(Dataset items)

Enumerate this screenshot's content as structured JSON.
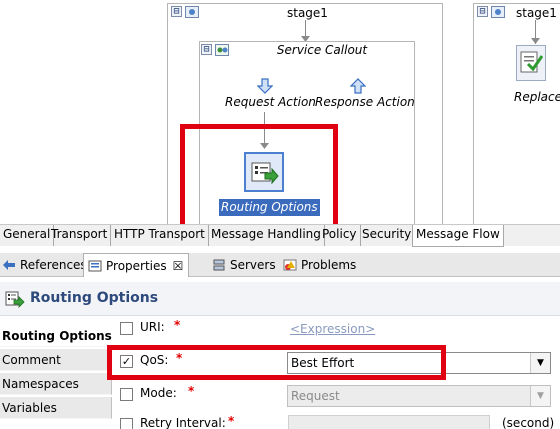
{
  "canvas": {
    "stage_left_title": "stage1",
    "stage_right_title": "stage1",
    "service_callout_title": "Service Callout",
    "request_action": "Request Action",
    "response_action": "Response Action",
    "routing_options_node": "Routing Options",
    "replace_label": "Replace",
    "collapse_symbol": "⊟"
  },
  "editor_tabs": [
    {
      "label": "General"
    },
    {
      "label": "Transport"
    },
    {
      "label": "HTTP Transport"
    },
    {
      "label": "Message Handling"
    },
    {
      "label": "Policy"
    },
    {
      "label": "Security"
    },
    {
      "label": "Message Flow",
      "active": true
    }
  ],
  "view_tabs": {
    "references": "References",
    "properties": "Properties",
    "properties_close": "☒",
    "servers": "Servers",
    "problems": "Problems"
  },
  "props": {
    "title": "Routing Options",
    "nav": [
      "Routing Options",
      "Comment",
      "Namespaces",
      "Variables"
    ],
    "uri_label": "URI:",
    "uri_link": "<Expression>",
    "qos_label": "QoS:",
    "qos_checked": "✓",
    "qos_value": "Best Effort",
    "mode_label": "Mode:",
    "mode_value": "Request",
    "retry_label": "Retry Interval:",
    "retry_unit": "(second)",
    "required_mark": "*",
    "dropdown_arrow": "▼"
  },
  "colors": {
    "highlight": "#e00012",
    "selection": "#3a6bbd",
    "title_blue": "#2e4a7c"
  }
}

What this task involves: Reproduce the material above in full, exactly, with no images.

Exercise answer:
Enumerate this screenshot's content as structured JSON.
{
  "canvas": {
    "stage_left_title": "stage1",
    "stage_right_title": "stage1",
    "service_callout_title": "Service Callout",
    "request_action": "Request Action",
    "response_action": "Response Action",
    "routing_options_node": "Routing Options",
    "replace_label": "Replace",
    "collapse_symbol": "⊟"
  },
  "editor_tabs": [
    {
      "label": "General"
    },
    {
      "label": "Transport"
    },
    {
      "label": "HTTP Transport"
    },
    {
      "label": "Message Handling"
    },
    {
      "label": "Policy"
    },
    {
      "label": "Security"
    },
    {
      "label": "Message Flow",
      "active": true
    }
  ],
  "view_tabs": {
    "references": "References",
    "properties": "Properties",
    "properties_close": "☒",
    "servers": "Servers",
    "problems": "Problems"
  },
  "props": {
    "title": "Routing Options",
    "nav": [
      "Routing Options",
      "Comment",
      "Namespaces",
      "Variables"
    ],
    "uri_label": "URI:",
    "uri_link": "<Expression>",
    "qos_label": "QoS:",
    "qos_checked": "✓",
    "qos_value": "Best Effort",
    "mode_label": "Mode:",
    "mode_value": "Request",
    "retry_label": "Retry Interval:",
    "retry_unit": "(second)",
    "required_mark": "*",
    "dropdown_arrow": "▼"
  },
  "colors": {
    "highlight": "#e00012",
    "selection": "#3a6bbd",
    "title_blue": "#2e4a7c"
  }
}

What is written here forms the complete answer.